# Exercise objective
From the records below, extract all the text exactly and leave the images behind.

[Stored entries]
::::::::

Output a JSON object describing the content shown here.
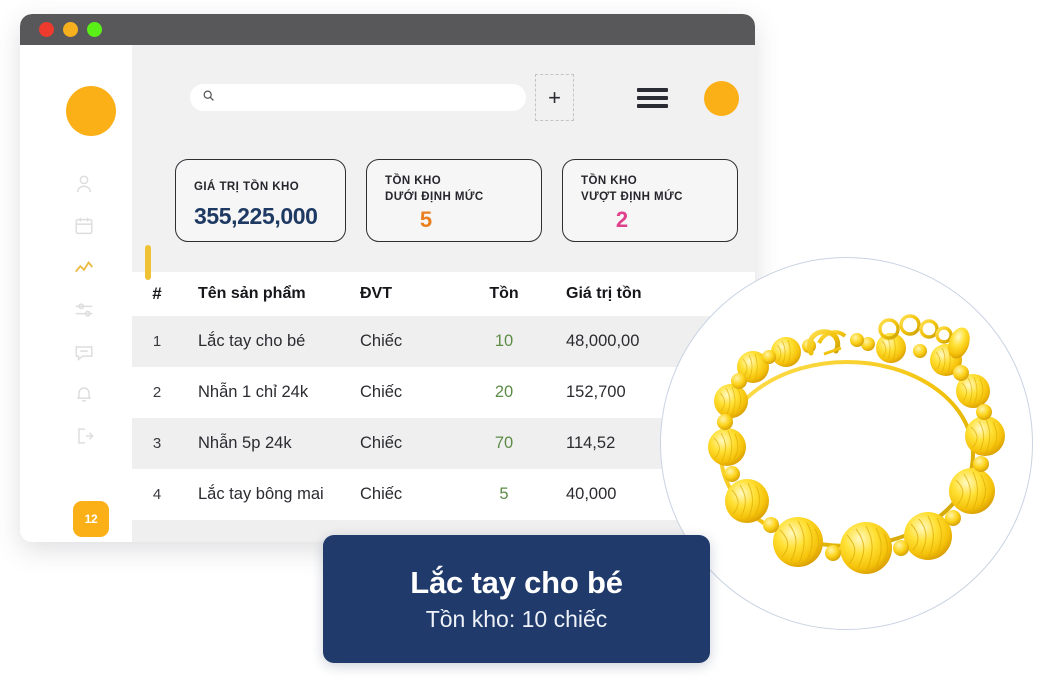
{
  "window": {
    "traffic_lights": [
      {
        "name": "close",
        "color": "#ee3b2e"
      },
      {
        "name": "minimize",
        "color": "#f6b01e"
      },
      {
        "name": "maximize",
        "color": "#5bef18"
      }
    ]
  },
  "sidebar": {
    "avatar": "user-avatar",
    "items": [
      {
        "icon": "user-icon",
        "label": "Khách hàng",
        "active": false
      },
      {
        "icon": "calendar-icon",
        "label": "Lịch",
        "active": false
      },
      {
        "icon": "chart-line-icon",
        "label": "Báo cáo",
        "active": true
      },
      {
        "icon": "sliders-icon",
        "label": "Cài đặt",
        "active": false
      },
      {
        "icon": "chat-icon",
        "label": "Tin nhắn",
        "active": false
      },
      {
        "icon": "bell-icon",
        "label": "Thông báo",
        "active": false
      },
      {
        "icon": "logout-icon",
        "label": "Đăng xuất",
        "active": false
      }
    ],
    "badge": "12"
  },
  "topbar": {
    "search": {
      "value": "",
      "placeholder": ""
    },
    "add_label": "+",
    "menu_icon": "hamburger-icon",
    "avatar": "account-avatar"
  },
  "kpis": [
    {
      "label": "GIÁ TRỊ TỒN KHO",
      "value": "355,225,000",
      "color": "#1e3a63",
      "style": "wide"
    },
    {
      "label": "TỒN KHO\nDƯỚI ĐỊNH MỨC",
      "label_line1": "TỒN KHO",
      "label_line2": "DƯỚI ĐỊNH MỨC",
      "value": "5",
      "color": "#ea7f22",
      "style": "small"
    },
    {
      "label": "TỒN KHO\nVƯỢT ĐỊNH MỨC",
      "label_line1": "TỒN KHO",
      "label_line2": "VƯỢT ĐỊNH MỨC",
      "value": "2",
      "color": "#e0418c",
      "style": "small"
    }
  ],
  "table": {
    "columns": [
      "#",
      "Tên sản phẩm",
      "ĐVT",
      "Tồn",
      "Giá trị tồn"
    ],
    "rows": [
      {
        "idx": "1",
        "name": "Lắc tay cho bé",
        "unit": "Chiếc",
        "qty": "10",
        "value": "48,000,00"
      },
      {
        "idx": "2",
        "name": "Nhẫn 1 chỉ 24k",
        "unit": "Chiếc",
        "qty": "20",
        "value": "152,700"
      },
      {
        "idx": "3",
        "name": "Nhẫn 5p 24k",
        "unit": "Chiếc",
        "qty": "70",
        "value": "114,52"
      },
      {
        "idx": "4",
        "name": "Lắc tay bông mai",
        "unit": "Chiếc",
        "qty": "5",
        "value": "40,000"
      }
    ]
  },
  "product": {
    "image": "gold-bead-bracelet",
    "caption_title": "Lắc tay cho bé",
    "caption_sub": "Tồn kho: 10 chiếc"
  },
  "colors": {
    "brand_orange": "#fbb018",
    "navy": "#1f3a6b",
    "value_navy": "#1e3a63",
    "under_orange": "#ea7f22",
    "over_pink": "#e0418c",
    "qty_green": "#5e8c47",
    "titlebar": "#58585a",
    "panel_gray": "#f1f1f1",
    "row_alt": "#efefef",
    "circle_border": "#c9d3e2"
  }
}
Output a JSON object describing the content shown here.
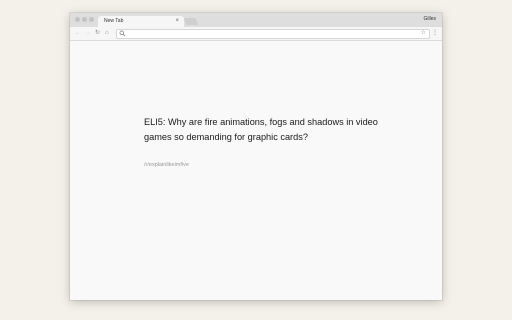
{
  "browser": {
    "tab": {
      "title": "New Tab",
      "close_icon": "×"
    },
    "profile_name": "Gilles",
    "toolbar": {
      "back_icon": "←",
      "forward_icon": "→",
      "reload_icon": "↻",
      "home_icon": "⌂",
      "bookmark_icon": "☆",
      "menu_icon": "⋮"
    },
    "address_bar": {
      "value": ""
    }
  },
  "content": {
    "headline": "ELI5: Why are fire animations, fogs and shadows in video games so demanding for graphic cards?",
    "subreddit": "/r/explainlikeimfive"
  },
  "colors": {
    "desktop_background": "#f4f1ea",
    "page_background": "#f9f9f9",
    "headline_text": "#1a1a1a",
    "subreddit_text": "#9a9a9a"
  }
}
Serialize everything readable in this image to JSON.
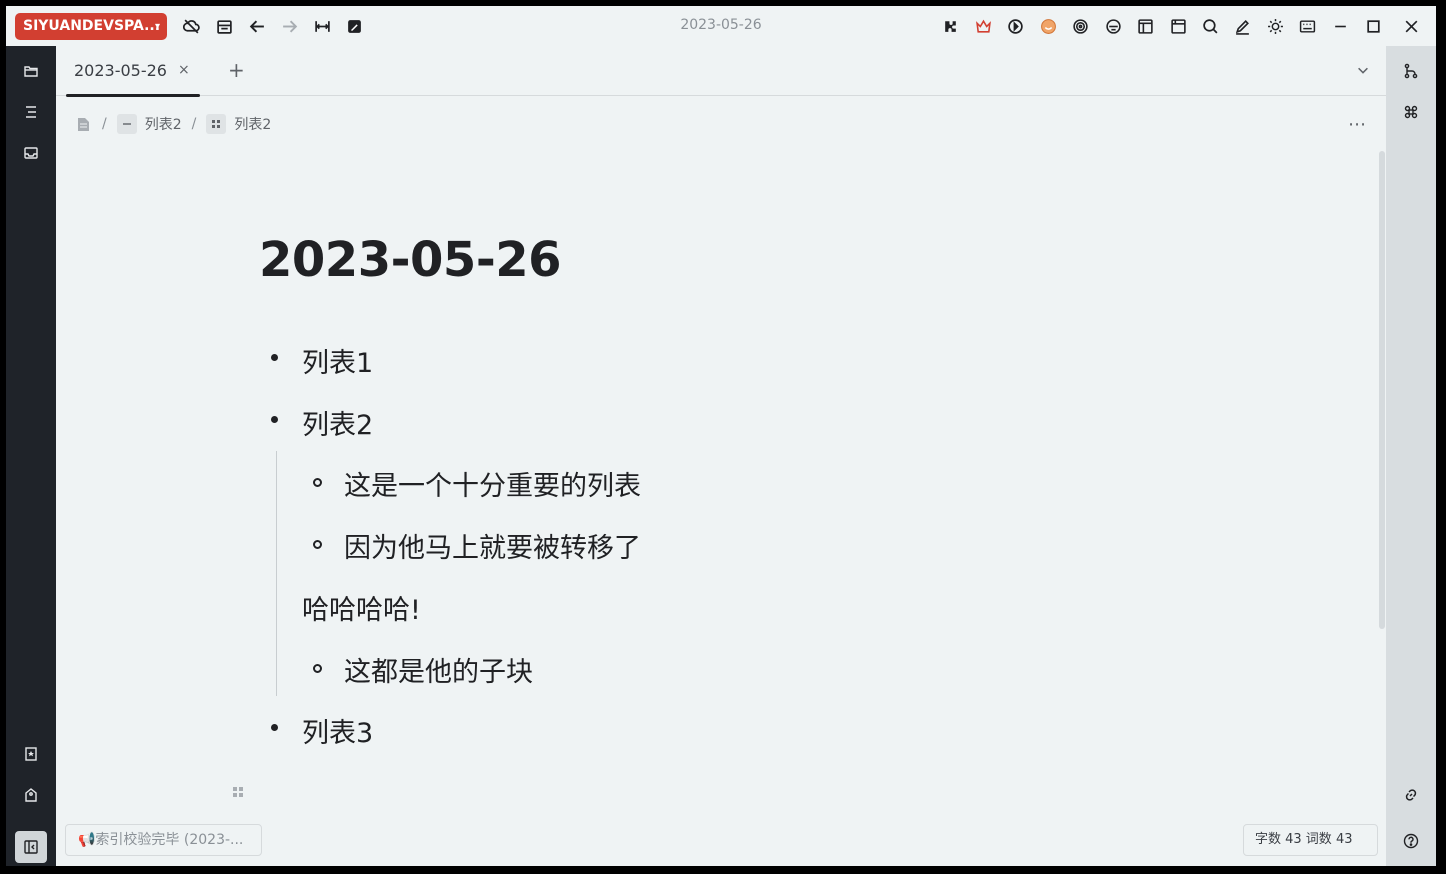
{
  "workspace": {
    "label": "SIYUANDEVSPA..."
  },
  "window": {
    "title": "2023-05-26"
  },
  "tabs": [
    {
      "label": "2023-05-26",
      "close": "×"
    }
  ],
  "tab_add": "+",
  "breadcrumb": [
    {
      "label": "列表2"
    },
    {
      "label": "列表2"
    }
  ],
  "breadcrumb_sep": "/",
  "more": "⋯",
  "document": {
    "title": "2023-05-26",
    "items": [
      {
        "text": "列表1"
      },
      {
        "text": "列表2"
      },
      {
        "text": "这是一个十分重要的列表"
      },
      {
        "text": "因为他马上就要被转移了"
      },
      {
        "text": "哈哈哈哈!"
      },
      {
        "text": "这都是他的子块"
      },
      {
        "text": "列表3"
      }
    ]
  },
  "status": {
    "message": "📢索引校验完毕 (2023-...",
    "counts": "字数 43  词数 43"
  },
  "colors": {
    "workspace_bg": "#d23f31",
    "dock_bg": "#1f2329",
    "editor_bg": "#eff3f4"
  }
}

::::::::

# Result
Output a JSON object describing the content shown here.
{
  "window": {
    "traffic_lights": [
      {
        "name": "close",
        "color": "#ee3b2e"
      },
      {
        "name": "minimize",
        "color": "#f6b01e"
      },
      {
        "name": "maximize",
        "color": "#5bef18"
      }
    ]
  },
  "sidebar": {
    "avatar": "user-avatar",
    "items": [
      {
        "icon": "user-icon",
        "label": "Khách hàng",
        "active": false
      },
      {
        "icon": "calendar-icon",
        "label": "Lịch",
        "active": false
      },
      {
        "icon": "chart-line-icon",
        "label": "Báo cáo",
        "active": true
      },
      {
        "icon": "sliders-icon",
        "label": "Cài đặt",
        "active": false
      },
      {
        "icon": "chat-icon",
        "label": "Tin nhắn",
        "active": false
      },
      {
        "icon": "bell-icon",
        "label": "Thông báo",
        "active": false
      },
      {
        "icon": "logout-icon",
        "label": "Đăng xuất",
        "active": false
      }
    ],
    "badge": "12"
  },
  "topbar": {
    "search": {
      "value": "",
      "placeholder": ""
    },
    "add_label": "+",
    "menu_icon": "hamburger-icon",
    "avatar": "account-avatar"
  },
  "kpis": [
    {
      "label": "GIÁ TRỊ TỒN KHO",
      "value": "355,225,000",
      "color": "#1e3a63",
      "style": "wide"
    },
    {
      "label": "TỒN KHO\nDƯỚI ĐỊNH MỨC",
      "label_line1": "TỒN KHO",
      "label_line2": "DƯỚI ĐỊNH MỨC",
      "value": "5",
      "color": "#ea7f22",
      "style": "small"
    },
    {
      "label": "TỒN KHO\nVƯỢT ĐỊNH MỨC",
      "label_line1": "TỒN KHO",
      "label_line2": "VƯỢT ĐỊNH MỨC",
      "value": "2",
      "color": "#e0418c",
      "style": "small"
    }
  ],
  "table": {
    "columns": [
      "#",
      "Tên sản phẩm",
      "ĐVT",
      "Tồn",
      "Giá trị tồn"
    ],
    "rows": [
      {
        "idx": "1",
        "name": "Lắc tay cho bé",
        "unit": "Chiếc",
        "qty": "10",
        "value": "48,000,00"
      },
      {
        "idx": "2",
        "name": "Nhẫn 1 chỉ 24k",
        "unit": "Chiếc",
        "qty": "20",
        "value": "152,700"
      },
      {
        "idx": "3",
        "name": "Nhẫn 5p 24k",
        "unit": "Chiếc",
        "qty": "70",
        "value": "114,52"
      },
      {
        "idx": "4",
        "name": "Lắc tay bông mai",
        "unit": "Chiếc",
        "qty": "5",
        "value": "40,000"
      }
    ]
  },
  "product": {
    "image": "gold-bead-bracelet",
    "caption_title": "Lắc tay cho bé",
    "caption_sub": "Tồn kho: 10 chiếc"
  },
  "colors": {
    "brand_orange": "#fbb018",
    "navy": "#1f3a6b",
    "value_navy": "#1e3a63",
    "under_orange": "#ea7f22",
    "over_pink": "#e0418c",
    "qty_green": "#5e8c47",
    "titlebar": "#58585a",
    "panel_gray": "#f1f1f1",
    "row_alt": "#efefef",
    "circle_border": "#c9d3e2"
  }
}
Output a JSON object describing the content shown here.
{
  "browser": {
    "tab": {
      "title": "New Tab",
      "close_icon": "×"
    },
    "profile_name": "Gilles",
    "toolbar": {
      "back_icon": "←",
      "forward_icon": "→",
      "reload_icon": "↻",
      "home_icon": "⌂",
      "bookmark_icon": "☆",
      "menu_icon": "⋮"
    },
    "address_bar": {
      "value": ""
    }
  },
  "content": {
    "headline": "ELI5: Why are fire animations, fogs and shadows in video games so demanding for graphic cards?",
    "subreddit": "/r/explainlikeimfive"
  },
  "colors": {
    "desktop_background": "#f4f1ea",
    "page_background": "#f9f9f9",
    "headline_text": "#1a1a1a",
    "subreddit_text": "#9a9a9a"
  }
}
Serialize everything readable in this image to JSON.
{
  "workspace": {
    "label": "SIYUANDEVSPA..."
  },
  "window": {
    "title": "2023-05-26"
  },
  "tabs": [
    {
      "label": "2023-05-26",
      "close": "×"
    }
  ],
  "tab_add": "+",
  "breadcrumb": [
    {
      "label": "列表2"
    },
    {
      "label": "列表2"
    }
  ],
  "breadcrumb_sep": "/",
  "more": "⋯",
  "document": {
    "title": "2023-05-26",
    "items": [
      {
        "text": "列表1"
      },
      {
        "text": "列表2"
      },
      {
        "text": "这是一个十分重要的列表"
      },
      {
        "text": "因为他马上就要被转移了"
      },
      {
        "text": "哈哈哈哈!"
      },
      {
        "text": "这都是他的子块"
      },
      {
        "text": "列表3"
      }
    ]
  },
  "status": {
    "message": "📢索引校验完毕 (2023-...",
    "counts": "字数 43  词数 43"
  },
  "colors": {
    "workspace_bg": "#d23f31",
    "dock_bg": "#1f2329",
    "editor_bg": "#eff3f4"
  }
}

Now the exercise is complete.